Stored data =
┌────────
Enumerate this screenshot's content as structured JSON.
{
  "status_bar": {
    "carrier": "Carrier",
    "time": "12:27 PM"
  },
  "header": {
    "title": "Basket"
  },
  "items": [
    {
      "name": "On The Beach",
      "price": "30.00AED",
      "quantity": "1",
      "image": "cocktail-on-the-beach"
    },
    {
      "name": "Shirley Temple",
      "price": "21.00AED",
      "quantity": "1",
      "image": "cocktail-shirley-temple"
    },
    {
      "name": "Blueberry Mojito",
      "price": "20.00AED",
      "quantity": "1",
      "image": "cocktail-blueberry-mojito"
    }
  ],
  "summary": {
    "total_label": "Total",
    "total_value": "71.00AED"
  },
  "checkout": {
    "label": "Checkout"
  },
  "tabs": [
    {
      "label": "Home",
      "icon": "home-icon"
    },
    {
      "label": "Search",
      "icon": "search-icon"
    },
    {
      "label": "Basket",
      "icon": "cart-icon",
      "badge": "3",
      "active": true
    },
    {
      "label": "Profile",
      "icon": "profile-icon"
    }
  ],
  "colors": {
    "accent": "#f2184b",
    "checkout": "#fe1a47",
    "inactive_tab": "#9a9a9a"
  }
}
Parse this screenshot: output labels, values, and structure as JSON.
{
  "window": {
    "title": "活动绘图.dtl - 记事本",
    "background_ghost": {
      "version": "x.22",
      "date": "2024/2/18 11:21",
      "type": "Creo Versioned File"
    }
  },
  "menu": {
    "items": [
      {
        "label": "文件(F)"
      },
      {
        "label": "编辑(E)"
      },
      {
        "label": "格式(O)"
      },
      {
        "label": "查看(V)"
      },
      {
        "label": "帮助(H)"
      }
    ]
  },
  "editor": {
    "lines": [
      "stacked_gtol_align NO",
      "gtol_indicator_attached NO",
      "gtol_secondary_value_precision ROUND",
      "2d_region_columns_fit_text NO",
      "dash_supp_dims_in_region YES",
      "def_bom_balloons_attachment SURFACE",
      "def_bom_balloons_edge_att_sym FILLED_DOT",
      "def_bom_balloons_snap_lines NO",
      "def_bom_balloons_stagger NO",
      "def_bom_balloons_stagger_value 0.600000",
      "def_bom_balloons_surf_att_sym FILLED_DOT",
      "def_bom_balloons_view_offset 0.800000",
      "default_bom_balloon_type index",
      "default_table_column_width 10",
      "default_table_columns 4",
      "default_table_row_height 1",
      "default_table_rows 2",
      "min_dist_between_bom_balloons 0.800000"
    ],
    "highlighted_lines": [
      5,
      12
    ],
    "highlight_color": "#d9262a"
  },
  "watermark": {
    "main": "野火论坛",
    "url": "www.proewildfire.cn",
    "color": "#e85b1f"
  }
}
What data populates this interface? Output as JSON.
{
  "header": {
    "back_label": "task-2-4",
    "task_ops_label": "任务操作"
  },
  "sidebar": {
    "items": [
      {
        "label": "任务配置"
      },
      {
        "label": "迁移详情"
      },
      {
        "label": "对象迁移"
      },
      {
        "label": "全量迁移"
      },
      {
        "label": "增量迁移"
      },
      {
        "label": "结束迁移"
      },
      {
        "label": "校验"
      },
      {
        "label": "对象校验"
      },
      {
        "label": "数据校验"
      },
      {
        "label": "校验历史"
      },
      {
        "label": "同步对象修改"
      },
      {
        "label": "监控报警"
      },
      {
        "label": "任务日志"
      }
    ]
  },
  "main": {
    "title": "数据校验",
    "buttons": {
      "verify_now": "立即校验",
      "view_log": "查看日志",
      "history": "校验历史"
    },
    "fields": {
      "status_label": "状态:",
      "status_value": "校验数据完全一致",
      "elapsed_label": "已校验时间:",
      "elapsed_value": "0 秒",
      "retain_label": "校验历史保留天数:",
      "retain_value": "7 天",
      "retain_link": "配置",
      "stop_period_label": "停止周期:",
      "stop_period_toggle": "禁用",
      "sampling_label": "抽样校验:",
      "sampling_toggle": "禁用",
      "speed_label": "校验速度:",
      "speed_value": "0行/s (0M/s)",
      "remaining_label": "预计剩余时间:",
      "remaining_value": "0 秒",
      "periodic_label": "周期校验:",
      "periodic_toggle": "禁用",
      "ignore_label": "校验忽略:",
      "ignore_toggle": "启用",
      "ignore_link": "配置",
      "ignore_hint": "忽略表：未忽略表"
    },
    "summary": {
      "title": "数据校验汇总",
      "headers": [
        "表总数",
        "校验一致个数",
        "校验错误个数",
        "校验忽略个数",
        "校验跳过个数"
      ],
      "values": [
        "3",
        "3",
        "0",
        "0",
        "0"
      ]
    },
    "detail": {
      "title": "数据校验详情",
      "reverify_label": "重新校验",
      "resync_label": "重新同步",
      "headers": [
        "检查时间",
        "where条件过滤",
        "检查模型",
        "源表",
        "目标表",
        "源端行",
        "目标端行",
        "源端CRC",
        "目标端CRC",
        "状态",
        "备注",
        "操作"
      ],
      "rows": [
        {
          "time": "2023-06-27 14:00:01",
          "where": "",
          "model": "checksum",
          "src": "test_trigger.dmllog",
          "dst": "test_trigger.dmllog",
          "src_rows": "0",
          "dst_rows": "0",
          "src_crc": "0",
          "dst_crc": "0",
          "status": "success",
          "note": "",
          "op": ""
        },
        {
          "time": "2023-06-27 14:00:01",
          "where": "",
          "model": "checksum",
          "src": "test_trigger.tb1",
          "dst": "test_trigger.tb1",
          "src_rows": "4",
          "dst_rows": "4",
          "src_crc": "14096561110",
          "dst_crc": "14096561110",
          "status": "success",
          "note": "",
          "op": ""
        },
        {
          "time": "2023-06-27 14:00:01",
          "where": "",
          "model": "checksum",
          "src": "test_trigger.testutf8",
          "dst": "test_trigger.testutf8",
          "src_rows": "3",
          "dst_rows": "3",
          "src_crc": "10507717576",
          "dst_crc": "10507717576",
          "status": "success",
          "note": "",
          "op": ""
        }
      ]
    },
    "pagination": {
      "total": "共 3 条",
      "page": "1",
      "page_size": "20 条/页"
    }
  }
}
└────────
What the exercise asks =
Pull out all lines in the data above that include "price".

Exercise output =
      "price": "30.00AED",
      "price": "21.00AED",
      "price": "20.00AED",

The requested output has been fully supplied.